• [TASK TO COMPLETE] Copy all lines in which the word "December" can be found.

**** PROVIDED RECORDS ****

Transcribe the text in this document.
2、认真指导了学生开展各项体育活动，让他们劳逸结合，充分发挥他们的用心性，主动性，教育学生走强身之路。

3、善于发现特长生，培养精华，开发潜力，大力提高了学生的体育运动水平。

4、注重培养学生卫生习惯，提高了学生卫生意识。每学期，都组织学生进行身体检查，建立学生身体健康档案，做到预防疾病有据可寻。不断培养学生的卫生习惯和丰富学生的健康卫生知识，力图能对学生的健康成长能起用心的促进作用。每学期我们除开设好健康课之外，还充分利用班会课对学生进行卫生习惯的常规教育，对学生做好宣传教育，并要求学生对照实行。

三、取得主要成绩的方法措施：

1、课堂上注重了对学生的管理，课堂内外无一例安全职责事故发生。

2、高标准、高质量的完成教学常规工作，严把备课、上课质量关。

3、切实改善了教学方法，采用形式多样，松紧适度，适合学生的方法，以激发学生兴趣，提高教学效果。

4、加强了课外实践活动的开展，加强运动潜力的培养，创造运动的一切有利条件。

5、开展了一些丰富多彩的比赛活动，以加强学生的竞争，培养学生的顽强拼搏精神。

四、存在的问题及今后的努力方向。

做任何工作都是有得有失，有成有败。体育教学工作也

****
**** PROVIDED RECORDS ****

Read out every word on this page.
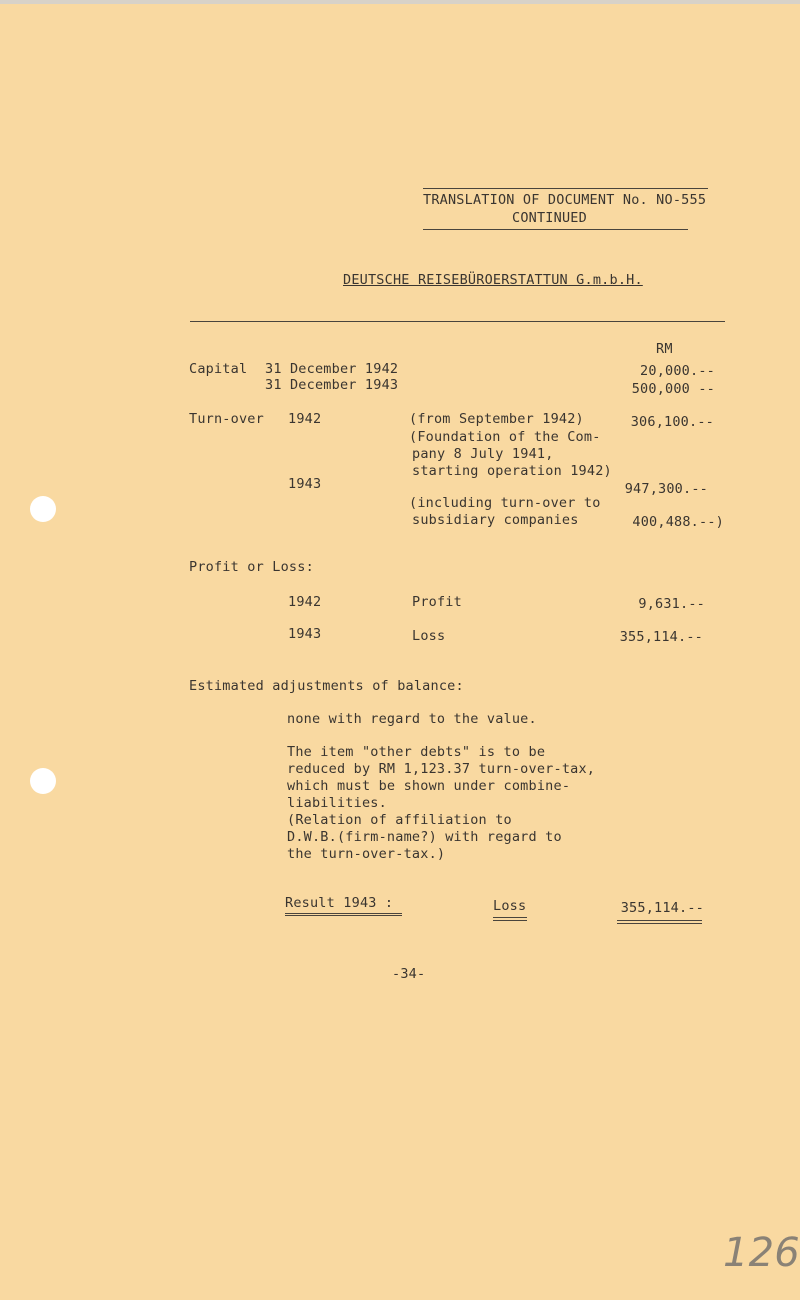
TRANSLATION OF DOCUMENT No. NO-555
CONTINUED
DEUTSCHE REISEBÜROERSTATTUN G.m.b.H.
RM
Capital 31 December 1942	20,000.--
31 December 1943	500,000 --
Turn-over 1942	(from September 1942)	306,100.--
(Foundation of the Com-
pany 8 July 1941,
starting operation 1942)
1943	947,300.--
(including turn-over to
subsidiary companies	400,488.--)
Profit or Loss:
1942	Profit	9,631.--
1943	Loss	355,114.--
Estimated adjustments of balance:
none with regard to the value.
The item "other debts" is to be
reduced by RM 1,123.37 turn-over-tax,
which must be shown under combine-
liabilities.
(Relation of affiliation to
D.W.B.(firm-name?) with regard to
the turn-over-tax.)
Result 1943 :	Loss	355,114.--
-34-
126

****
**** PROVIDED RECORDS ****

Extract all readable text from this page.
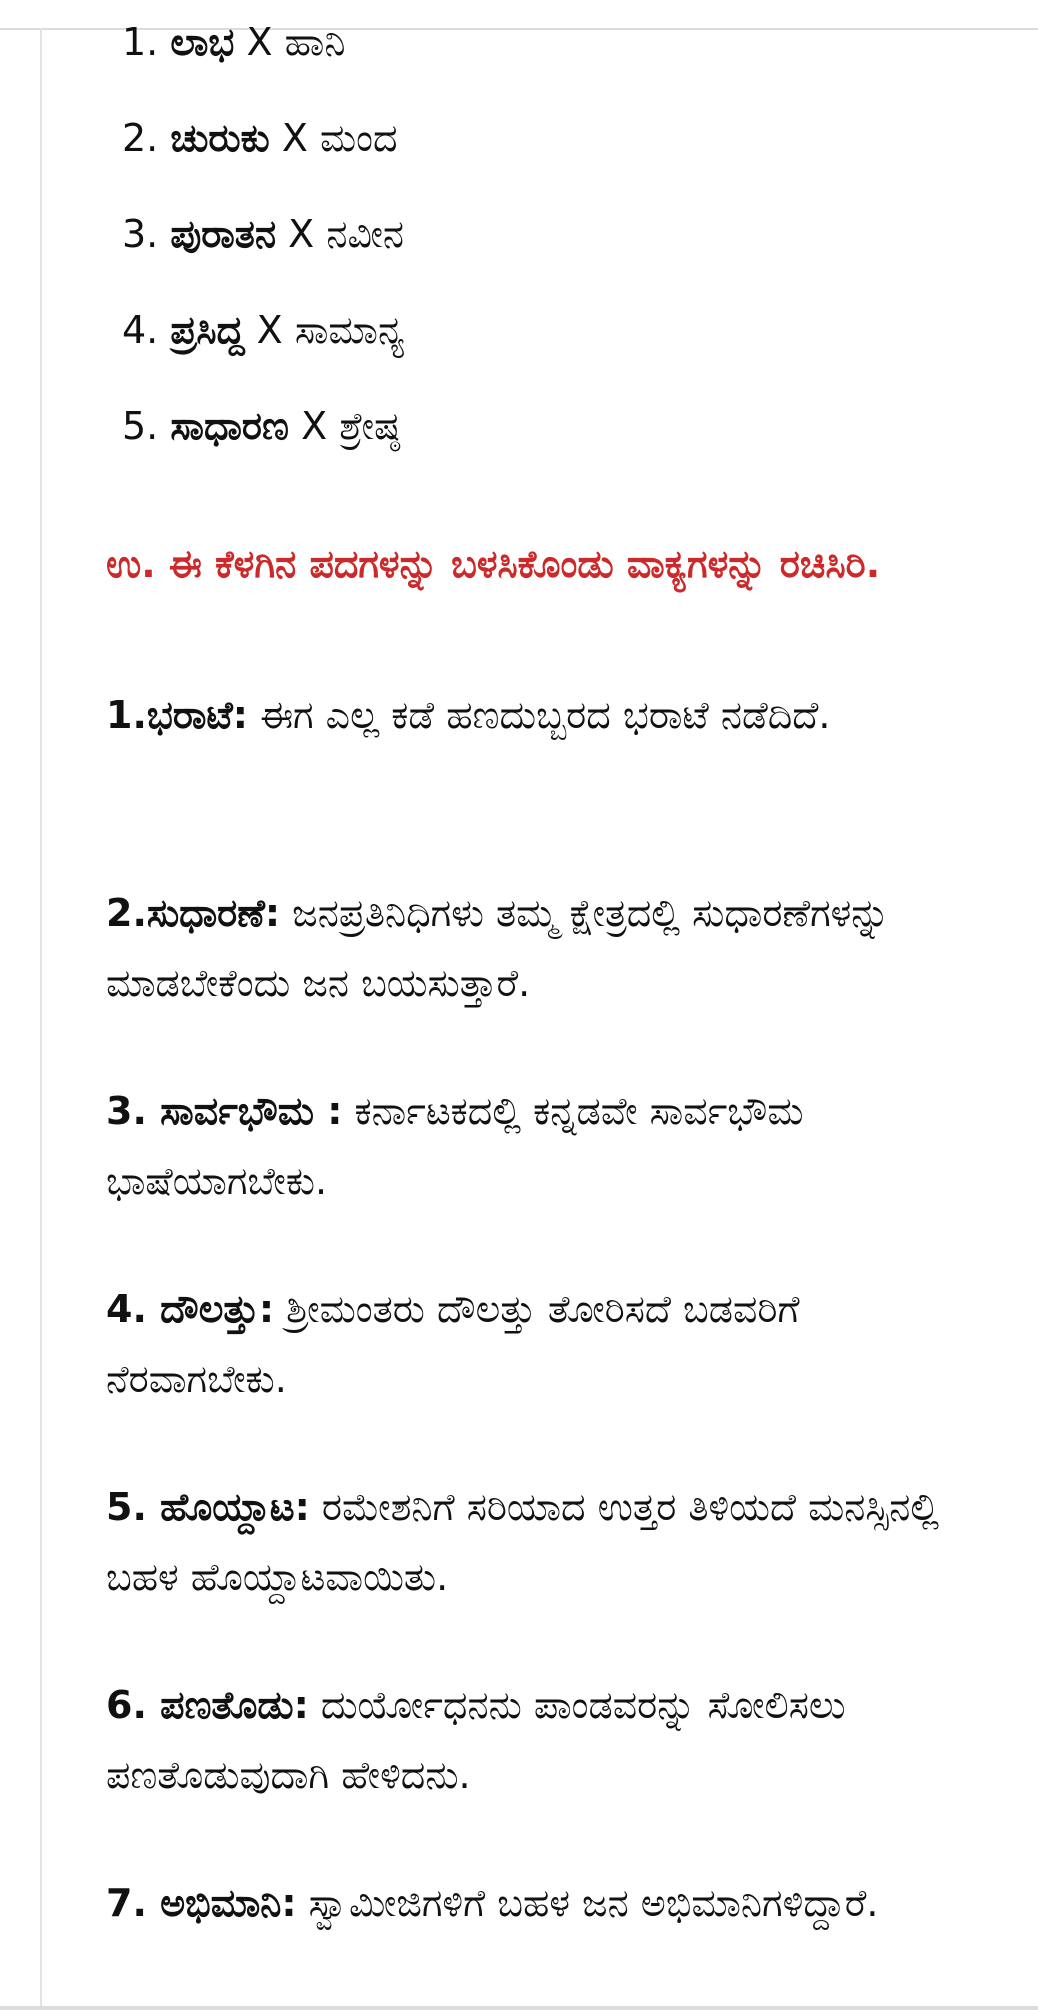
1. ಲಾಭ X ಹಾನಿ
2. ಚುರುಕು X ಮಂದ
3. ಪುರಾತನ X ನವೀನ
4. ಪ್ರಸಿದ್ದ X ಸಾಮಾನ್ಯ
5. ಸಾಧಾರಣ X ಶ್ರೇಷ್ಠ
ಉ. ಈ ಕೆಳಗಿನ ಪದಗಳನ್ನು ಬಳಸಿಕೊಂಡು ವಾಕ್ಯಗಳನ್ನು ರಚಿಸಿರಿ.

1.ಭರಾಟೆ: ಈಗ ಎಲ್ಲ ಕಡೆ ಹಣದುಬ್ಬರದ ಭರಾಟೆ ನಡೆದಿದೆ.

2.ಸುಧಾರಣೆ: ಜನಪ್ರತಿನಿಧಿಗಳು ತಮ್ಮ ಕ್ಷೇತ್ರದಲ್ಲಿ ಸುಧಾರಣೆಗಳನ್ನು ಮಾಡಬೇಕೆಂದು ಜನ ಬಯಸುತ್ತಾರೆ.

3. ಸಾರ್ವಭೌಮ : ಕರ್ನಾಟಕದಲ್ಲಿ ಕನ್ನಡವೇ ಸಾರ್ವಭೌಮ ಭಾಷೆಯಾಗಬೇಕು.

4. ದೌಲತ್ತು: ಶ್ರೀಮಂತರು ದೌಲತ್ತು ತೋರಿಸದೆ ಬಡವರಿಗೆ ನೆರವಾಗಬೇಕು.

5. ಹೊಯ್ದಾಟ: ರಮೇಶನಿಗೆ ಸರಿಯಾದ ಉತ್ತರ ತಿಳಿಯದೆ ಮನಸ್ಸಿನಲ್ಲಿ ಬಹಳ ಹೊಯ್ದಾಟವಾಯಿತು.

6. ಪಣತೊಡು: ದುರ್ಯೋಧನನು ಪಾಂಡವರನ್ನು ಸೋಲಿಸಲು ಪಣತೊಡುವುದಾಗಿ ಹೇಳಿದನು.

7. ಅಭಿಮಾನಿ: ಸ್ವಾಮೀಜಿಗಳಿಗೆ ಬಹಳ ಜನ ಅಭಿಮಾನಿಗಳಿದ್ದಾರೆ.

****

• [PROBLEM SOLUTION]
Capital 31 December 1942	20,000.--
31 December 1943	500,000 --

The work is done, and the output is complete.